Task: Pull every line containing the word "screenshot" from the records.

Provided records:
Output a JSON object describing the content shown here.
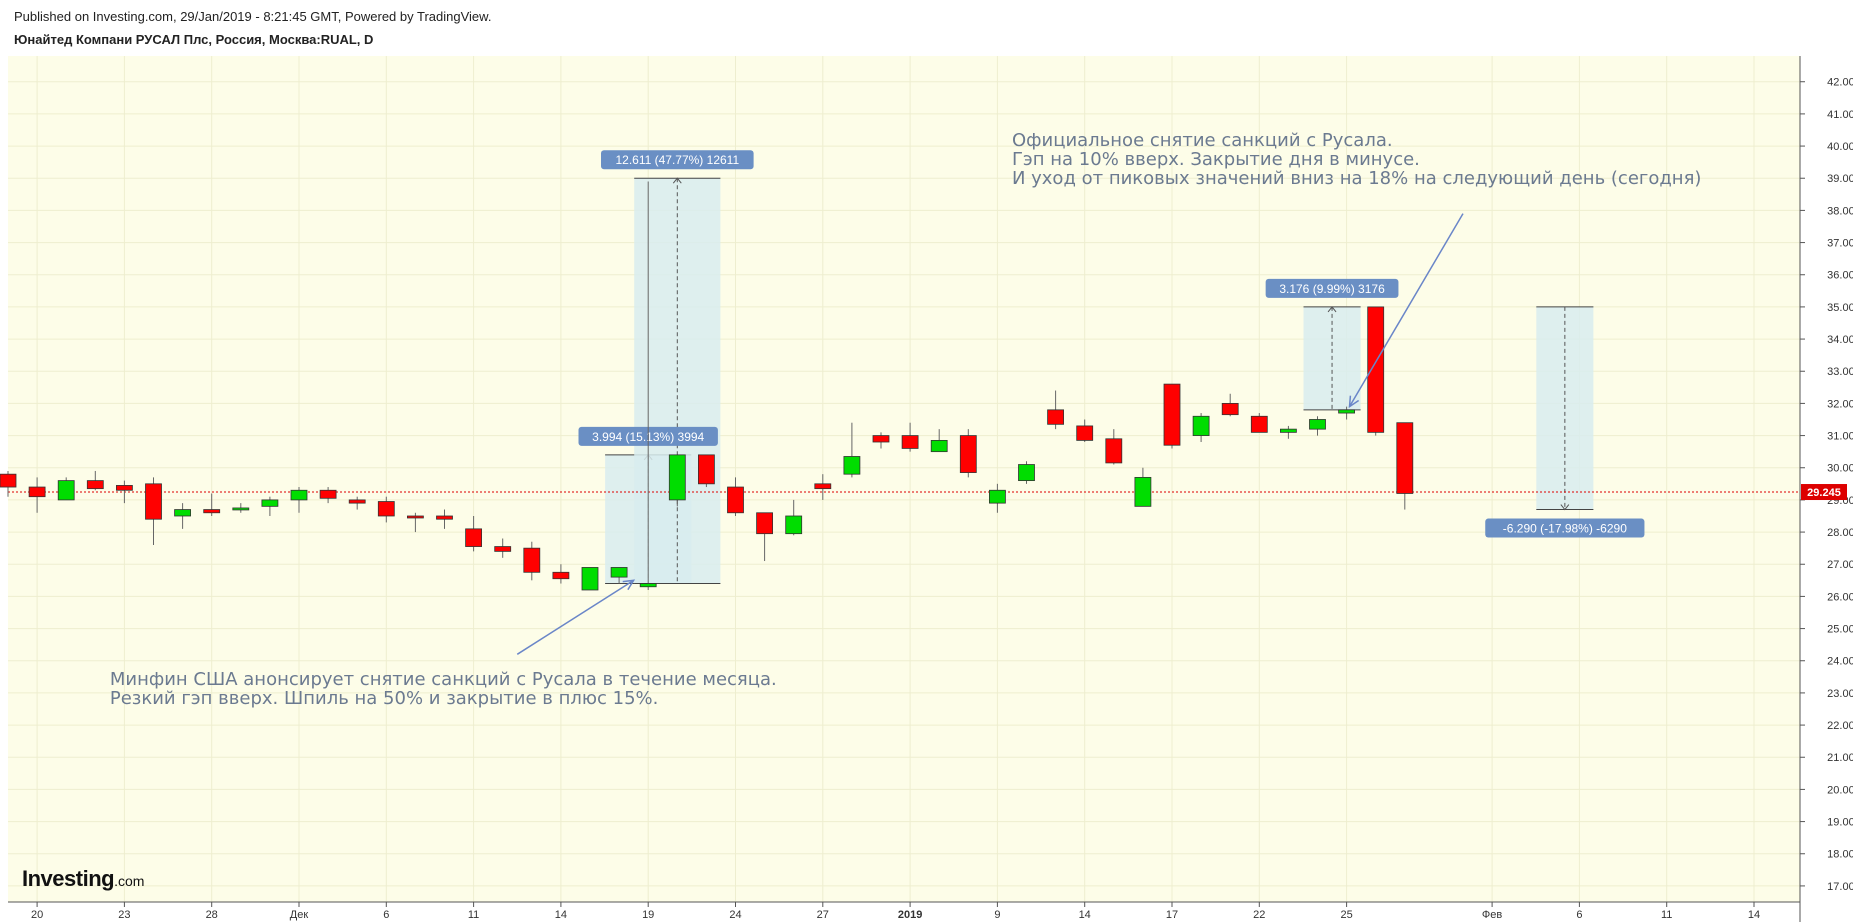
{
  "header": {
    "published": "Published on Investing.com, 29/Jan/2019 - 8:21:45 GMT, Powered by TradingView.",
    "symbol": "Юнайтед Компани РУСАЛ Плс, Россия, Москва:RUAL, D"
  },
  "logo": {
    "main": "Investing",
    "suffix": ".com"
  },
  "colors": {
    "background": "#fdfde8",
    "up": "#00dd00",
    "down": "#ff0000",
    "price_line": "#dd0000",
    "annotation_text": "#6b7a90",
    "label_bg": "#6a8fc4",
    "range_fill": "#d8ecee",
    "arrow": "#6a86c8"
  },
  "chart_data": {
    "type": "candlestick",
    "title": "",
    "xlabel": "",
    "ylabel": "",
    "ylim": [
      16.5,
      42.8
    ],
    "y_ticks": [
      "17.000",
      "18.000",
      "19.000",
      "20.000",
      "21.000",
      "22.000",
      "23.000",
      "24.000",
      "25.000",
      "26.000",
      "27.000",
      "28.000",
      "29.000",
      "30.000",
      "31.000",
      "32.000",
      "33.000",
      "34.000",
      "35.000",
      "36.000",
      "37.000",
      "38.000",
      "39.000",
      "40.000",
      "41.000",
      "42.000"
    ],
    "x_ticks": [
      {
        "label": "20",
        "i": 1
      },
      {
        "label": "23",
        "i": 4
      },
      {
        "label": "28",
        "i": 7
      },
      {
        "label": "Дек",
        "i": 10
      },
      {
        "label": "6",
        "i": 13
      },
      {
        "label": "11",
        "i": 16
      },
      {
        "label": "14",
        "i": 19
      },
      {
        "label": "19",
        "i": 22
      },
      {
        "label": "24",
        "i": 25
      },
      {
        "label": "27",
        "i": 28
      },
      {
        "label": "2019",
        "i": 31,
        "bold": true
      },
      {
        "label": "9",
        "i": 34
      },
      {
        "label": "14",
        "i": 37
      },
      {
        "label": "17",
        "i": 40
      },
      {
        "label": "22",
        "i": 43
      },
      {
        "label": "25",
        "i": 46
      },
      {
        "label": "Фев",
        "i": 51
      },
      {
        "label": "6",
        "i": 54
      },
      {
        "label": "11",
        "i": 57
      },
      {
        "label": "14",
        "i": 60
      }
    ],
    "last_price": "29.245",
    "last_price_value": 29.245,
    "candles": [
      {
        "i": 0,
        "o": 29.8,
        "h": 29.9,
        "l": 29.1,
        "c": 29.4
      },
      {
        "i": 1,
        "o": 29.4,
        "h": 29.7,
        "l": 28.6,
        "c": 29.1
      },
      {
        "i": 2,
        "o": 29.0,
        "h": 29.7,
        "l": 29.0,
        "c": 29.6
      },
      {
        "i": 3,
        "o": 29.6,
        "h": 29.9,
        "l": 29.3,
        "c": 29.35
      },
      {
        "i": 4,
        "o": 29.45,
        "h": 29.6,
        "l": 28.9,
        "c": 29.3
      },
      {
        "i": 5,
        "o": 29.5,
        "h": 29.7,
        "l": 27.6,
        "c": 28.4
      },
      {
        "i": 6,
        "o": 28.5,
        "h": 28.9,
        "l": 28.1,
        "c": 28.7
      },
      {
        "i": 7,
        "o": 28.7,
        "h": 29.2,
        "l": 28.5,
        "c": 28.6
      },
      {
        "i": 8,
        "o": 28.7,
        "h": 28.9,
        "l": 28.6,
        "c": 28.75
      },
      {
        "i": 9,
        "o": 28.8,
        "h": 29.1,
        "l": 28.5,
        "c": 29.0
      },
      {
        "i": 10,
        "o": 29.0,
        "h": 29.4,
        "l": 28.6,
        "c": 29.3
      },
      {
        "i": 11,
        "o": 29.3,
        "h": 29.4,
        "l": 28.9,
        "c": 29.05
      },
      {
        "i": 12,
        "o": 29.0,
        "h": 29.1,
        "l": 28.7,
        "c": 28.9
      },
      {
        "i": 13,
        "o": 28.95,
        "h": 29.1,
        "l": 28.3,
        "c": 28.5
      },
      {
        "i": 14,
        "o": 28.5,
        "h": 28.6,
        "l": 28.0,
        "c": 28.45
      },
      {
        "i": 15,
        "o": 28.5,
        "h": 28.7,
        "l": 28.1,
        "c": 28.4
      },
      {
        "i": 16,
        "o": 28.1,
        "h": 28.5,
        "l": 27.4,
        "c": 27.55
      },
      {
        "i": 17,
        "o": 27.55,
        "h": 27.8,
        "l": 27.2,
        "c": 27.4
      },
      {
        "i": 18,
        "o": 27.5,
        "h": 27.7,
        "l": 26.5,
        "c": 26.75
      },
      {
        "i": 19,
        "o": 26.75,
        "h": 27.0,
        "l": 26.4,
        "c": 26.55
      },
      {
        "i": 20,
        "o": 26.2,
        "h": 26.9,
        "l": 26.2,
        "c": 26.9
      },
      {
        "i": 21,
        "o": 26.6,
        "h": 26.9,
        "l": 26.4,
        "c": 26.9
      },
      {
        "i": 22,
        "o": 26.3,
        "h": 38.9,
        "l": 26.2,
        "c": 26.4
      },
      {
        "i": 23,
        "o": 29.0,
        "h": 30.4,
        "l": 28.8,
        "c": 30.4
      },
      {
        "i": 24,
        "o": 30.4,
        "h": 30.4,
        "l": 29.4,
        "c": 29.5
      },
      {
        "i": 25,
        "o": 29.4,
        "h": 29.7,
        "l": 28.5,
        "c": 28.6
      },
      {
        "i": 26,
        "o": 28.6,
        "h": 28.6,
        "l": 27.1,
        "c": 27.95
      },
      {
        "i": 27,
        "o": 27.95,
        "h": 29.0,
        "l": 27.9,
        "c": 28.5
      },
      {
        "i": 28,
        "o": 29.5,
        "h": 29.8,
        "l": 29.0,
        "c": 29.35
      },
      {
        "i": 29,
        "o": 29.8,
        "h": 31.4,
        "l": 29.7,
        "c": 30.35
      },
      {
        "i": 30,
        "o": 31.0,
        "h": 31.1,
        "l": 30.6,
        "c": 30.8
      },
      {
        "i": 31,
        "o": 31.0,
        "h": 31.4,
        "l": 30.5,
        "c": 30.6
      },
      {
        "i": 32,
        "o": 30.5,
        "h": 31.2,
        "l": 30.5,
        "c": 30.85
      },
      {
        "i": 33,
        "o": 31.0,
        "h": 31.2,
        "l": 29.7,
        "c": 29.85
      },
      {
        "i": 34,
        "o": 28.9,
        "h": 29.5,
        "l": 28.6,
        "c": 29.3
      },
      {
        "i": 35,
        "o": 29.6,
        "h": 30.2,
        "l": 29.5,
        "c": 30.1
      },
      {
        "i": 36,
        "o": 31.8,
        "h": 32.4,
        "l": 31.2,
        "c": 31.35
      },
      {
        "i": 37,
        "o": 31.3,
        "h": 31.5,
        "l": 30.8,
        "c": 30.85
      },
      {
        "i": 38,
        "o": 30.9,
        "h": 31.2,
        "l": 30.1,
        "c": 30.15
      },
      {
        "i": 39,
        "o": 28.8,
        "h": 30.0,
        "l": 28.8,
        "c": 29.7
      },
      {
        "i": 40,
        "o": 32.6,
        "h": 32.6,
        "l": 30.6,
        "c": 30.7
      },
      {
        "i": 41,
        "o": 31.0,
        "h": 31.7,
        "l": 30.8,
        "c": 31.6
      },
      {
        "i": 42,
        "o": 32.0,
        "h": 32.3,
        "l": 31.6,
        "c": 31.65
      },
      {
        "i": 43,
        "o": 31.6,
        "h": 31.7,
        "l": 31.1,
        "c": 31.1
      },
      {
        "i": 44,
        "o": 31.1,
        "h": 31.3,
        "l": 30.9,
        "c": 31.2
      },
      {
        "i": 45,
        "o": 31.2,
        "h": 31.6,
        "l": 31.0,
        "c": 31.5
      },
      {
        "i": 46,
        "o": 31.7,
        "h": 31.9,
        "l": 31.5,
        "c": 31.8
      },
      {
        "i": 47,
        "o": 35.0,
        "h": 35.0,
        "l": 31.0,
        "c": 31.1
      },
      {
        "i": 48,
        "o": 31.4,
        "h": 31.4,
        "l": 28.7,
        "c": 29.2
      }
    ],
    "measures": [
      {
        "i_from": 21,
        "i_to": 23,
        "y_from": 26.4,
        "y_to": 30.4,
        "label": "3.994 (15.13%) 3994",
        "label_pos": "top"
      },
      {
        "i_from": 22,
        "i_to": 24,
        "y_from": 26.4,
        "y_to": 39.0,
        "label": "12.611 (47.77%) 12611",
        "label_pos": "top"
      },
      {
        "i_from": 45,
        "i_to": 46,
        "y_from": 31.8,
        "y_to": 35.0,
        "label": "3.176 (9.99%) 3176",
        "label_pos": "top"
      },
      {
        "i_from": 53,
        "i_to": 54,
        "y_from": 35.0,
        "y_to": 28.7,
        "label": "-6.290 (-17.98%) -6290",
        "label_pos": "bottom"
      }
    ],
    "annotations": [
      {
        "lines": [
          "Минфин США анонсирует снятие санкций с Русала в течение месяца.",
          "Резкий гэп вверх. Шпиль на 50% и закрытие в плюс 15%."
        ],
        "i": 3.5,
        "y": 23.25,
        "arrow_from": [
          17.5,
          24.2
        ],
        "arrow_to": [
          21.5,
          26.5
        ]
      },
      {
        "lines": [
          "Официальное снятие санкций с Русала.",
          "Гэп на 10% вверх. Закрытие дня в минусе.",
          "И уход от пиковых значений вниз на 18% на следующий день (сегодня)"
        ],
        "i": 34.5,
        "y": 40.0,
        "arrow_from": [
          50,
          37.9
        ],
        "arrow_to": [
          46.1,
          31.9
        ]
      }
    ]
  }
}
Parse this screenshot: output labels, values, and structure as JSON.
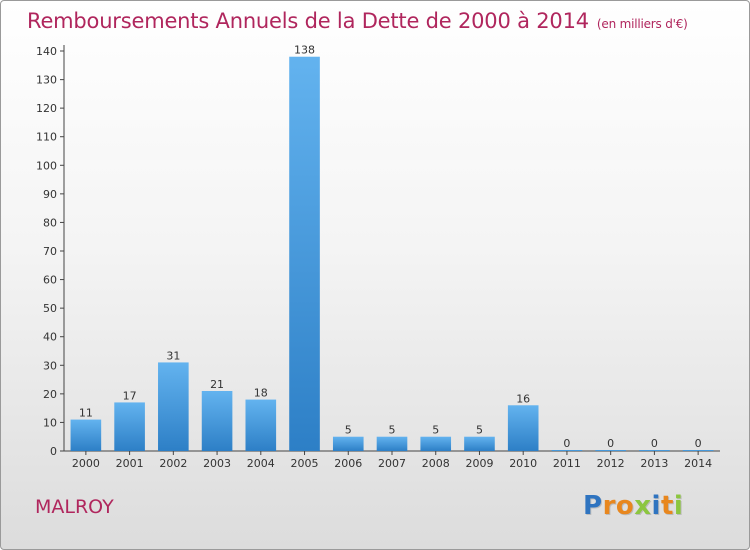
{
  "title": "Remboursements Annuels de la Dette de 2000 à 2014",
  "unit": "(en milliers d'€)",
  "town": "MALROY",
  "logo": {
    "chars": [
      "P",
      "r",
      "o",
      "x",
      "i",
      "t",
      "i"
    ]
  },
  "colors": {
    "title": "#b0265d",
    "bar_light": "#63b3ef",
    "bar_dark": "#2d7fc6",
    "logo": [
      "#2f74c0",
      "#e8871e",
      "#e8871e",
      "#8cc63f",
      "#2f74c0",
      "#e8871e",
      "#8cc63f"
    ]
  },
  "chart_data": {
    "type": "bar",
    "categories": [
      "2000",
      "2001",
      "2002",
      "2003",
      "2004",
      "2005",
      "2006",
      "2007",
      "2008",
      "2009",
      "2010",
      "2011",
      "2012",
      "2013",
      "2014"
    ],
    "values": [
      11,
      17,
      31,
      21,
      18,
      138,
      5,
      5,
      5,
      5,
      16,
      0,
      0,
      0,
      0
    ],
    "ylim": [
      0,
      140
    ],
    "yticks": [
      0,
      10,
      20,
      30,
      40,
      50,
      60,
      70,
      80,
      90,
      100,
      110,
      120,
      130,
      140
    ],
    "grid": false,
    "legend": "none"
  }
}
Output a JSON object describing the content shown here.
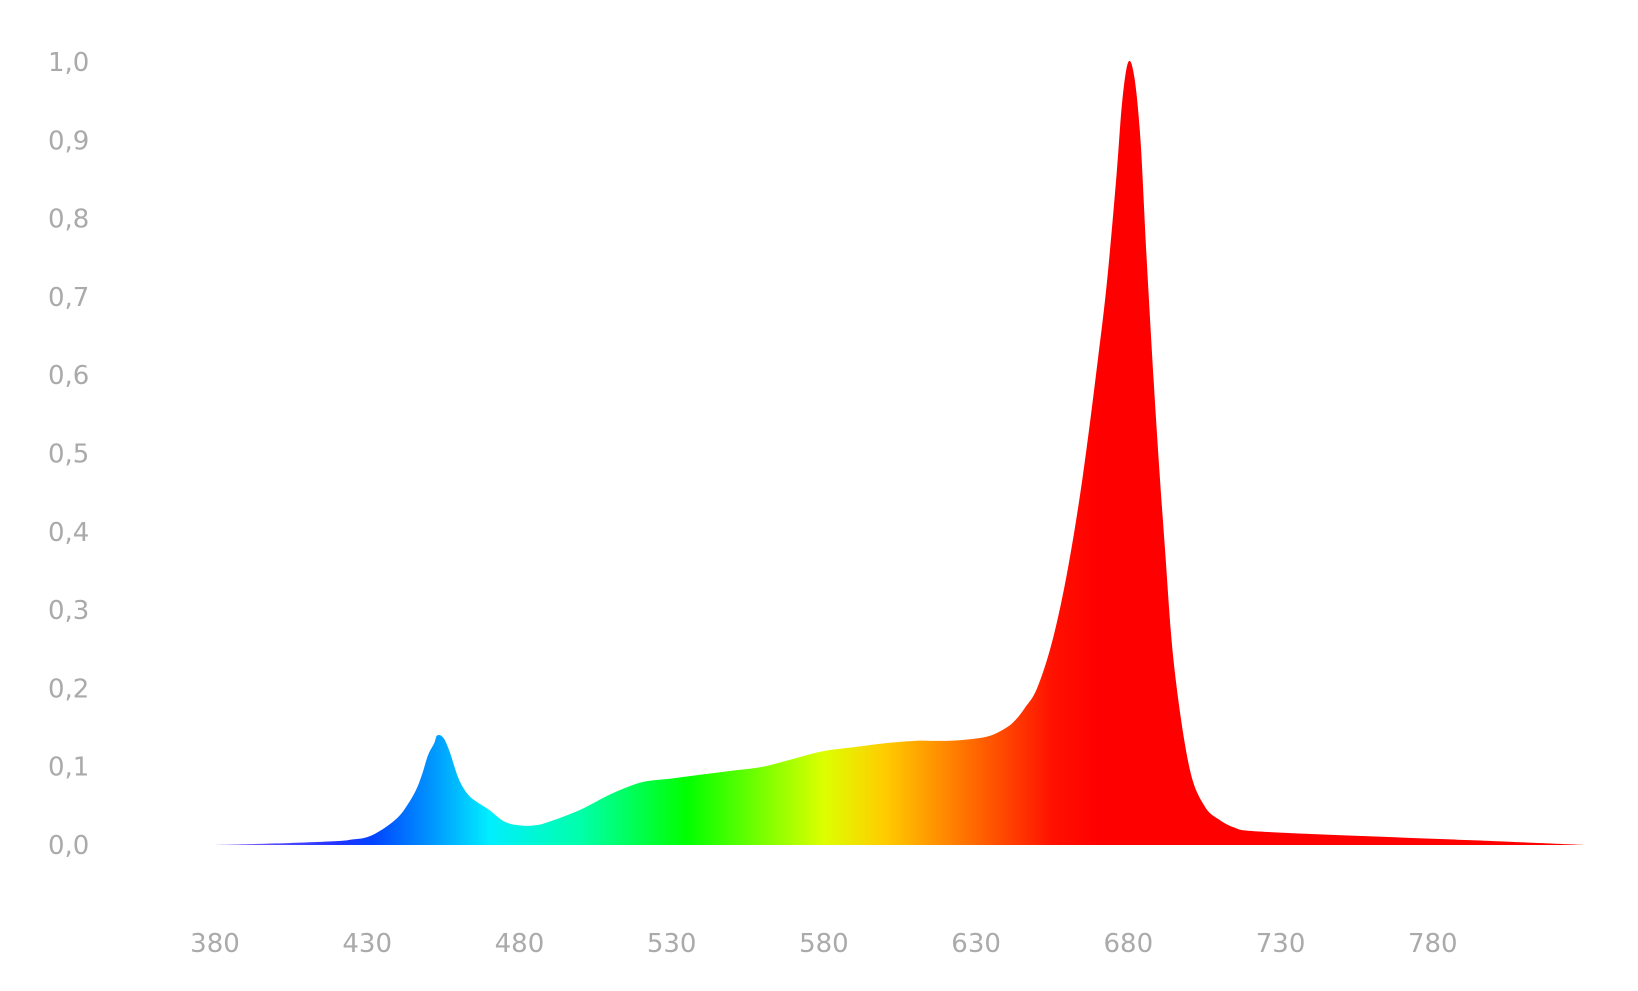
{
  "chart_data": {
    "type": "area",
    "title": "",
    "xlabel": "",
    "ylabel": "",
    "xlim": [
      380,
      830
    ],
    "ylim": [
      0,
      1
    ],
    "grid": false,
    "x_ticks": [
      "380",
      "430",
      "480",
      "530",
      "580",
      "630",
      "680",
      "730",
      "780"
    ],
    "x_tick_values": [
      380,
      430,
      480,
      530,
      580,
      630,
      680,
      730,
      780
    ],
    "y_ticks": [
      "0,0",
      "0,1",
      "0,2",
      "0,3",
      "0,4",
      "0,5",
      "0,6",
      "0,7",
      "0,8",
      "0,9",
      "1,0"
    ],
    "y_tick_values": [
      0,
      0.1,
      0.2,
      0.3,
      0.4,
      0.5,
      0.6,
      0.7,
      0.8,
      0.9,
      1.0
    ],
    "series": [
      {
        "x": [
          380,
          400,
          420,
          425,
          430,
          435,
          440,
          443,
          446,
          448,
          450,
          452,
          453,
          455,
          457,
          460,
          463,
          466,
          470,
          475,
          480,
          485,
          490,
          500,
          510,
          520,
          530,
          540,
          550,
          560,
          570,
          580,
          590,
          600,
          610,
          615,
          620,
          625,
          630,
          635,
          640,
          643,
          646,
          650,
          655,
          660,
          665,
          670,
          673,
          676,
          678,
          680,
          682,
          684,
          686,
          689,
          692,
          695,
          700,
          705,
          710,
          715,
          720,
          740,
          760,
          780,
          800,
          830
        ],
        "y": [
          0.0,
          0.002,
          0.005,
          0.007,
          0.01,
          0.02,
          0.035,
          0.05,
          0.07,
          0.09,
          0.115,
          0.13,
          0.14,
          0.137,
          0.12,
          0.085,
          0.065,
          0.055,
          0.045,
          0.03,
          0.025,
          0.025,
          0.03,
          0.045,
          0.065,
          0.08,
          0.085,
          0.09,
          0.095,
          0.1,
          0.11,
          0.12,
          0.125,
          0.13,
          0.133,
          0.133,
          0.133,
          0.134,
          0.136,
          0.14,
          0.15,
          0.16,
          0.175,
          0.2,
          0.26,
          0.35,
          0.47,
          0.62,
          0.72,
          0.85,
          0.95,
          1.0,
          0.98,
          0.9,
          0.75,
          0.55,
          0.38,
          0.23,
          0.1,
          0.05,
          0.032,
          0.022,
          0.018,
          0.014,
          0.011,
          0.008,
          0.005,
          0.0
        ],
        "gradient_stops": [
          {
            "x": 380,
            "color": "#8866ff"
          },
          {
            "x": 420,
            "color": "#2233ff"
          },
          {
            "x": 432,
            "color": "#0044ff"
          },
          {
            "x": 452,
            "color": "#0099ff"
          },
          {
            "x": 470,
            "color": "#00eeff"
          },
          {
            "x": 500,
            "color": "#00ffaa"
          },
          {
            "x": 535,
            "color": "#00ff00"
          },
          {
            "x": 580,
            "color": "#ddff00"
          },
          {
            "x": 600,
            "color": "#ffcc00"
          },
          {
            "x": 625,
            "color": "#ff7700"
          },
          {
            "x": 655,
            "color": "#ff1100"
          },
          {
            "x": 670,
            "color": "#ff0000"
          },
          {
            "x": 830,
            "color": "#ff0000"
          }
        ]
      }
    ]
  }
}
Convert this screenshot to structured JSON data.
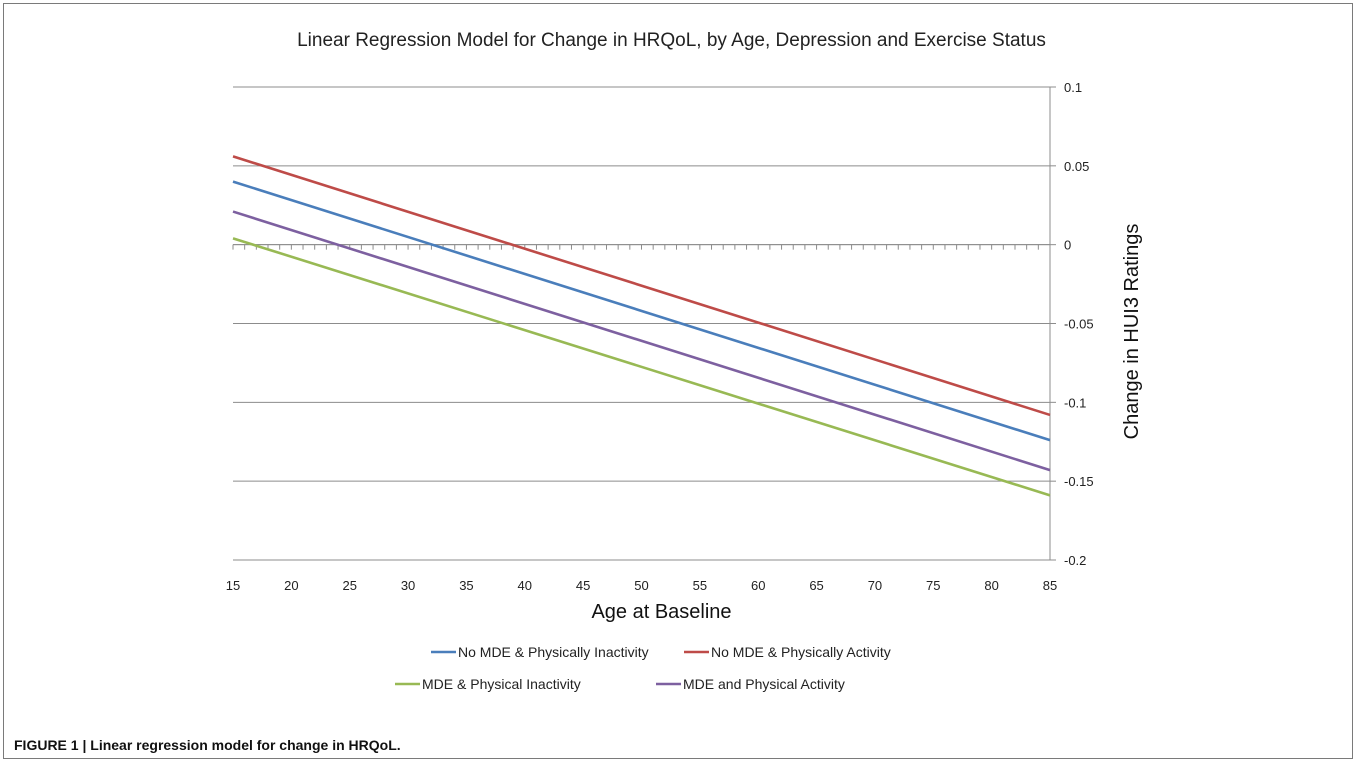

Solution to this task:
Parse this screenshot: output labels, values, and structure as JSON.
Convert this screenshot to structured JSON data.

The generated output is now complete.